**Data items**
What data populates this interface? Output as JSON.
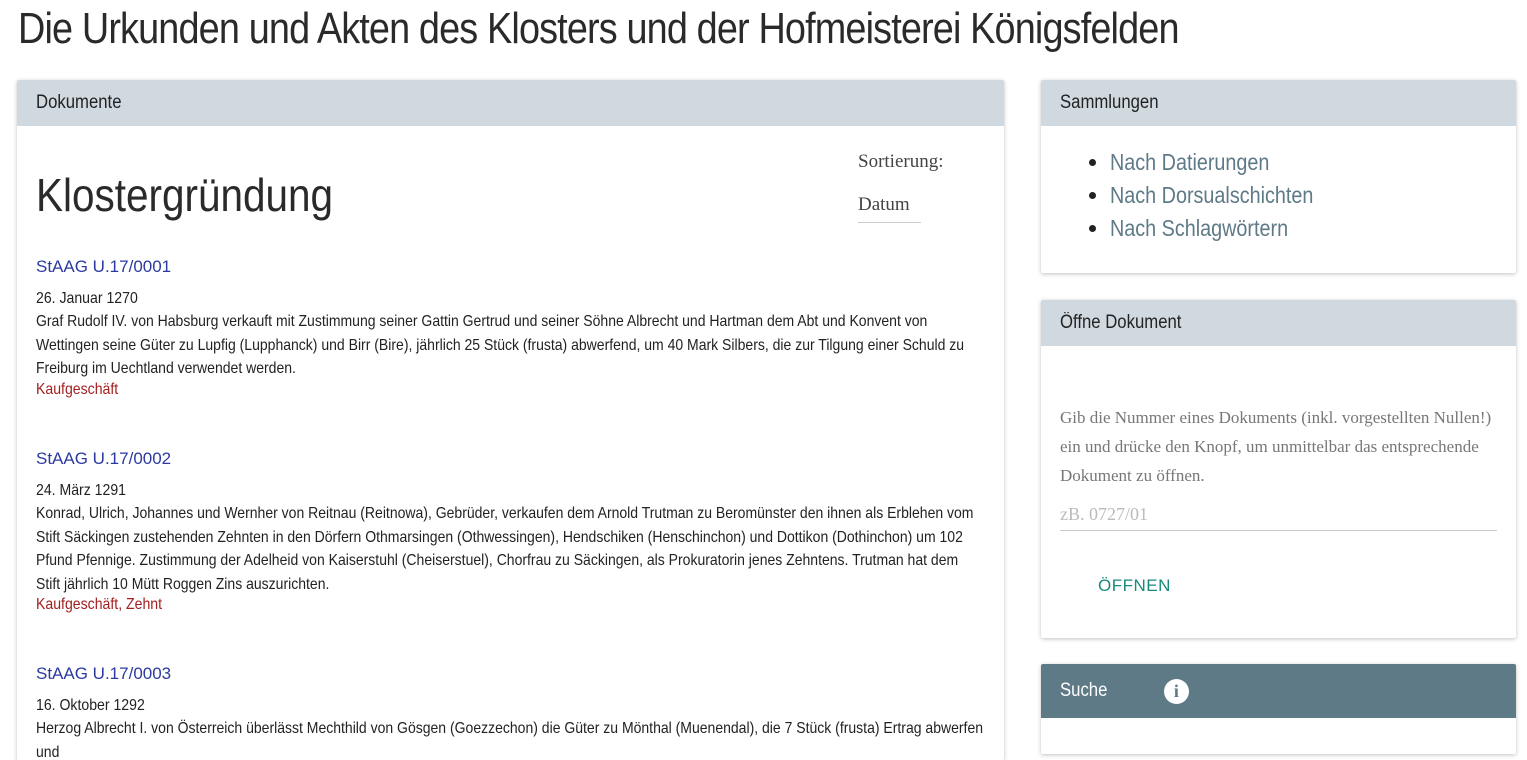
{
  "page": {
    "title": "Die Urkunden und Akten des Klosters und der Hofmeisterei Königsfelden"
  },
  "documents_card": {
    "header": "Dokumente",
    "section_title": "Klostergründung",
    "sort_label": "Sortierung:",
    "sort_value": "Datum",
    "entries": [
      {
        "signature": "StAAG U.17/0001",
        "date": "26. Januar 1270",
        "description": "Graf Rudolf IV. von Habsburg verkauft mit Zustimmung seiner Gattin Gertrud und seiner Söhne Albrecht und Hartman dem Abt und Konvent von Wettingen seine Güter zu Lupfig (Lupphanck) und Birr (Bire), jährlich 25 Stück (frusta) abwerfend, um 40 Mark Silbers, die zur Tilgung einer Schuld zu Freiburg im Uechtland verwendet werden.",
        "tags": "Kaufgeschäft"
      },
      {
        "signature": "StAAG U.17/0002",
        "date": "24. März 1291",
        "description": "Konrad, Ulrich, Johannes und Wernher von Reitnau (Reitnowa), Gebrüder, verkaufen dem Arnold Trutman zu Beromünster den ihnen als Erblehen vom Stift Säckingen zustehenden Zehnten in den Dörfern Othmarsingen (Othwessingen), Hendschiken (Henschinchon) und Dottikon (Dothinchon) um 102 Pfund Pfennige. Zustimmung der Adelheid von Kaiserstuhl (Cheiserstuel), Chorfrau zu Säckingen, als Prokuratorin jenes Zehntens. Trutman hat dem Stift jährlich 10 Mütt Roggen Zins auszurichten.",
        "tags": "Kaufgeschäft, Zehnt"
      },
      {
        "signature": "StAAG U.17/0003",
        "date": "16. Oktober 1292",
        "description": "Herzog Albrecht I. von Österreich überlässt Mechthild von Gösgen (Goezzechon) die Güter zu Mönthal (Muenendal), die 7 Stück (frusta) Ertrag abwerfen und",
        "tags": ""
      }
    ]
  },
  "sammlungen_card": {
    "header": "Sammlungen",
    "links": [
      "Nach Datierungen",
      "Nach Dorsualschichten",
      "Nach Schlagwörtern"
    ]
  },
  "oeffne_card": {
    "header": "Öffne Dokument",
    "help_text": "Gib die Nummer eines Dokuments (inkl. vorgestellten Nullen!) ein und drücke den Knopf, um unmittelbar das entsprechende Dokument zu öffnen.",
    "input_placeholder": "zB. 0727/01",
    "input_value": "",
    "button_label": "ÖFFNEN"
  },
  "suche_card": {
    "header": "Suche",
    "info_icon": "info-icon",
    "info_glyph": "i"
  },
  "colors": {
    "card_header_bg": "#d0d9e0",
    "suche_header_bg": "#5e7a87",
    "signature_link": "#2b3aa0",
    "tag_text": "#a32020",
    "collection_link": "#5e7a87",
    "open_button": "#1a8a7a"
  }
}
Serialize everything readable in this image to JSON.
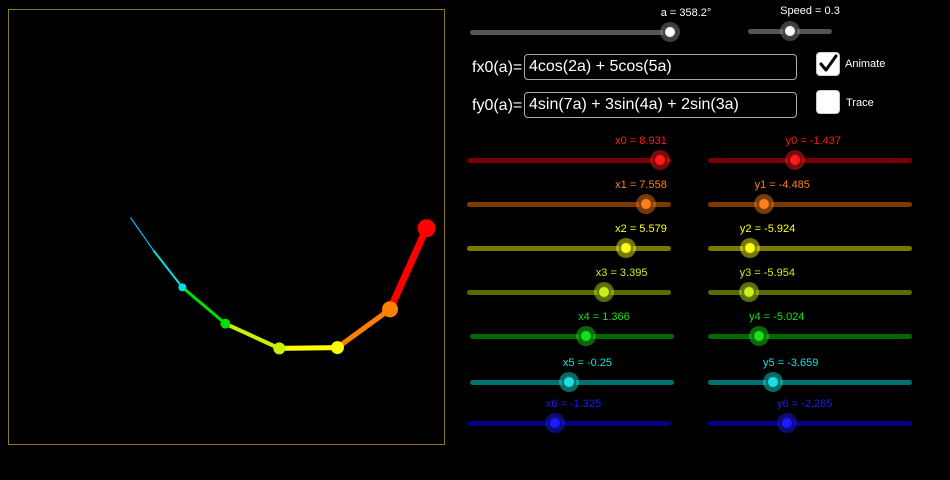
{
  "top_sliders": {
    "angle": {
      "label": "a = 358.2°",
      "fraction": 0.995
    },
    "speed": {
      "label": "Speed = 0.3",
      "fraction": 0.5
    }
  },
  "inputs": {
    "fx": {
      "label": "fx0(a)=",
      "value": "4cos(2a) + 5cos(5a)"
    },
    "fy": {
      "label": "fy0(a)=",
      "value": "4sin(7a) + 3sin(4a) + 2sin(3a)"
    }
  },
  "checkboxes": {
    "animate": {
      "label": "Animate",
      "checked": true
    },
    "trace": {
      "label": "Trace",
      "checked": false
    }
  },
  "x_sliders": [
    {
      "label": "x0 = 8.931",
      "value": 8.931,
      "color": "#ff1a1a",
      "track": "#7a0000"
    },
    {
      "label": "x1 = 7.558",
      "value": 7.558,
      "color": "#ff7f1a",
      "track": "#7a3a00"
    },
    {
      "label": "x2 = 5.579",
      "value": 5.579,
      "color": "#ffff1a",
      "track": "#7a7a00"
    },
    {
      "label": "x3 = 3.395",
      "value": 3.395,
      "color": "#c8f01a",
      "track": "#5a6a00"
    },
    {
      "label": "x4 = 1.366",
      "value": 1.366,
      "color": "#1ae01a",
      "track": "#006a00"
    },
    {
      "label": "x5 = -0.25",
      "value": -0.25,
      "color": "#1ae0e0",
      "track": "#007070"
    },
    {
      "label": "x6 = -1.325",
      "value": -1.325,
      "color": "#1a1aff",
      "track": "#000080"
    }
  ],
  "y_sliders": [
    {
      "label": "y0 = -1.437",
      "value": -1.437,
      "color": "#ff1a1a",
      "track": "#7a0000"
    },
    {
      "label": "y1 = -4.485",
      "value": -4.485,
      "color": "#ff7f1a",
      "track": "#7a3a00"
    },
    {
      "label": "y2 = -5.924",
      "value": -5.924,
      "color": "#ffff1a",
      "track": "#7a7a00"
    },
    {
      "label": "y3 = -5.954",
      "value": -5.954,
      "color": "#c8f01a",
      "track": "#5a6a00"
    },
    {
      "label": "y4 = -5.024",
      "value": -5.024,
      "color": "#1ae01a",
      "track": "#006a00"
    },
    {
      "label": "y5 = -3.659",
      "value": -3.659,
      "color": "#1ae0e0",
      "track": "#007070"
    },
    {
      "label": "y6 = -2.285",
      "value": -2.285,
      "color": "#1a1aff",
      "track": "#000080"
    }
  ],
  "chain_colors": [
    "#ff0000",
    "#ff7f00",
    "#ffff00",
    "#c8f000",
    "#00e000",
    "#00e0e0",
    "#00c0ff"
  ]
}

**Aim of the exercise**
Check all the records above and select each line where the string "description" is found.

**Solution to the exercise**
        "description": "Graf Rudolf IV. von Habsburg verkauft mit Zustimmung seiner Gattin Gertrud und seiner Söhne Albrecht und Hartman dem Abt und Konvent von Wettingen seine Güter zu Lupfig (Lupphanck) und Birr (Bire), jährlich 25 Stück (frusta) abwerfend, um 40 Mark Silbers, die zur Tilgung einer Schuld zu Freiburg im Uechtland verwendet werden.",
        "description": "Konrad, Ulrich, Johannes und Wernher von Reitnau (Reitnowa), Gebrüder, verkaufen dem Arnold Trutman zu Beromünster den ihnen als Erblehen vom Stift Säckingen zustehenden Zehnten in den Dörfern Othmarsingen (Othwessingen), Hendschiken (Henschinchon) und Dottikon (Dothinchon) um 102 Pfund Pfennige. Zustimmung der Adelheid von Kaiserstuhl (Cheiserstuel), Chorfrau zu Säckingen, als Prokuratorin jenes Zehntens. Trutman hat dem Stift jährlich 10 Mütt Roggen Zins auszurichten.",
        "description": "Herzog Albrecht I. von Österreich überlässt Mechthild von Gösgen (Goezzechon) die Güter zu Mönthal (Muenendal), die 7 Stück (frusta) Ertrag abwerfen und",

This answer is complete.